#### WRITTEN REQUEST
Check each line for the string "Beställarmöte", then give only how many lines have it.

━━━

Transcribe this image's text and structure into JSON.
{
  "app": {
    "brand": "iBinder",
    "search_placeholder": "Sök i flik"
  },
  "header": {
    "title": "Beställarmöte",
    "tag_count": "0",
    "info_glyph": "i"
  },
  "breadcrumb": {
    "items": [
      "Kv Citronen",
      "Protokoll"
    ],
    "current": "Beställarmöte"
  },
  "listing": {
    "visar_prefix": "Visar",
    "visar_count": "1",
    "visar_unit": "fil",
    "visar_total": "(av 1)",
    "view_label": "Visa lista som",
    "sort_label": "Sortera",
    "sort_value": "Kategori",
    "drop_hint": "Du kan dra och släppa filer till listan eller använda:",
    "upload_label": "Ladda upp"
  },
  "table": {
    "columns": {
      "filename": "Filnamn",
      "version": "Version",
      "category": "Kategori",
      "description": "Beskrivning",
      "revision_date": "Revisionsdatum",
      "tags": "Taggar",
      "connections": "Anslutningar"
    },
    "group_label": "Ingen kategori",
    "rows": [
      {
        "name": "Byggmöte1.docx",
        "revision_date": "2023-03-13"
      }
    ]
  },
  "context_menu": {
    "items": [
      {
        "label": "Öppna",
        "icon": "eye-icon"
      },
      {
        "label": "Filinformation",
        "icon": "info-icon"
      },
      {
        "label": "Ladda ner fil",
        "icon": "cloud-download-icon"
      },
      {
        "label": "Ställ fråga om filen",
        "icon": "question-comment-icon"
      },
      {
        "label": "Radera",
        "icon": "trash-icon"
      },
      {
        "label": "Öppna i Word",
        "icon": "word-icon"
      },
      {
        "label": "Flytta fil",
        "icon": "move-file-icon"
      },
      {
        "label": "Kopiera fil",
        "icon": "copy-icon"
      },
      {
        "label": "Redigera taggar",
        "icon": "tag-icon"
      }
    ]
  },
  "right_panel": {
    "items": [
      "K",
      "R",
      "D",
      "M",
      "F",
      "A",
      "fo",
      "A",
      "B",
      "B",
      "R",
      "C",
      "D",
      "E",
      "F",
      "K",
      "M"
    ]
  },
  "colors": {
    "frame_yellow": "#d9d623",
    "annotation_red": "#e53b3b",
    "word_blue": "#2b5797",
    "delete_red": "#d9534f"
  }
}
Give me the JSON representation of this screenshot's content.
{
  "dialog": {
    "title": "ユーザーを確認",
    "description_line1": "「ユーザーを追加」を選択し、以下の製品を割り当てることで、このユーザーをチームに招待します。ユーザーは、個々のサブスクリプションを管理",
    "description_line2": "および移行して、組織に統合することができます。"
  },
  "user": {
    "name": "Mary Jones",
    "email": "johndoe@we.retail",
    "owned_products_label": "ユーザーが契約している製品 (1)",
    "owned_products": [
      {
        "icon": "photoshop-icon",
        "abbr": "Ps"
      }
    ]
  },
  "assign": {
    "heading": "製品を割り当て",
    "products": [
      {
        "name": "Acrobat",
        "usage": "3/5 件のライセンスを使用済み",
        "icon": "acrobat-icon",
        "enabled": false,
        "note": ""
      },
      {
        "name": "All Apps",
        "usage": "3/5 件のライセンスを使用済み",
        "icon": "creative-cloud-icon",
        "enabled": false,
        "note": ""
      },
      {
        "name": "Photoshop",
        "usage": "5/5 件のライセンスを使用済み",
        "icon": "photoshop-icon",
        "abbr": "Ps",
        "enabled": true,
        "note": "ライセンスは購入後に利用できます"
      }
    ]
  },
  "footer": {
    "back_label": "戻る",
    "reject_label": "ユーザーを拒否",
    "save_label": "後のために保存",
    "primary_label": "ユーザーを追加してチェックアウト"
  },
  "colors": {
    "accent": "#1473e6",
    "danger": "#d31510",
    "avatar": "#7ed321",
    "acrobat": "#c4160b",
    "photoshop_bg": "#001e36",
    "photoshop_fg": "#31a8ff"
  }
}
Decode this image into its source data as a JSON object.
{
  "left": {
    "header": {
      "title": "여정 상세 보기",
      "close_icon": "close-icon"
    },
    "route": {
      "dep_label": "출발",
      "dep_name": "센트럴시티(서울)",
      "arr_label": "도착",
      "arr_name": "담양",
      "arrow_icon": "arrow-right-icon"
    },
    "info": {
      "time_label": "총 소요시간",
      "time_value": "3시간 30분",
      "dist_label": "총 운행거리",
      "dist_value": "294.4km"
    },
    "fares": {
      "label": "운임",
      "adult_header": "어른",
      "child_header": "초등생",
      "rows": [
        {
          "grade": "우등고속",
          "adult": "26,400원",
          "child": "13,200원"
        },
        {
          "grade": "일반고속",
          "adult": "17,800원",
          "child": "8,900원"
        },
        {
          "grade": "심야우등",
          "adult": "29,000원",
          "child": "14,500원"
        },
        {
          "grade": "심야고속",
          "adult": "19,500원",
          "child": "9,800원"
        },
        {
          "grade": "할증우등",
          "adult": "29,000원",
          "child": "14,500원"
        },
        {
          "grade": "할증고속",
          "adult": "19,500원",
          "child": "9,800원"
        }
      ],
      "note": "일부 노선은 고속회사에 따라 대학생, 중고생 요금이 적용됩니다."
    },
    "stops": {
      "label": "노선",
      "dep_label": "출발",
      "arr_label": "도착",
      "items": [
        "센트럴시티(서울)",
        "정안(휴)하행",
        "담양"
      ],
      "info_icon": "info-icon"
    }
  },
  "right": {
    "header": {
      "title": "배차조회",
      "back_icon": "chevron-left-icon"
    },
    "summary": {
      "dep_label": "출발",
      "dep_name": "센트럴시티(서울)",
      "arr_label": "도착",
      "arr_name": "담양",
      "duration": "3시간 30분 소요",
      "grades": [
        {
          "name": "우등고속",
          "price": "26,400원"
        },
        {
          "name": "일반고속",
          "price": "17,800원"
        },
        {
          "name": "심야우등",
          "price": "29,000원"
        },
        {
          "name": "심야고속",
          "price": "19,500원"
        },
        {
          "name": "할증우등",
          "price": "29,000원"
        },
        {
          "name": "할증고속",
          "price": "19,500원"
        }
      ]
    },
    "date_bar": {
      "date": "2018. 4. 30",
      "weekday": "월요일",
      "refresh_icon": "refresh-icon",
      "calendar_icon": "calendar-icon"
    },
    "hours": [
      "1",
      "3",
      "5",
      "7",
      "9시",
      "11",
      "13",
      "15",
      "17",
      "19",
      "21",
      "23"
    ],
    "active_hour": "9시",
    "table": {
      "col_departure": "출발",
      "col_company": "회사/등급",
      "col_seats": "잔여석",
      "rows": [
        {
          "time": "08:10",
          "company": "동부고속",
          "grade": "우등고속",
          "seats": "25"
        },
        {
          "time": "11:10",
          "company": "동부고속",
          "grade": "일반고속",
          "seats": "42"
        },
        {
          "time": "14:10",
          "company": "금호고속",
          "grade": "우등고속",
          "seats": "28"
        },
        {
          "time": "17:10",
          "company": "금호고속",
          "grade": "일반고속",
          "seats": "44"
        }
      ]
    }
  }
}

━━━

#### SOLUTION BELOW
2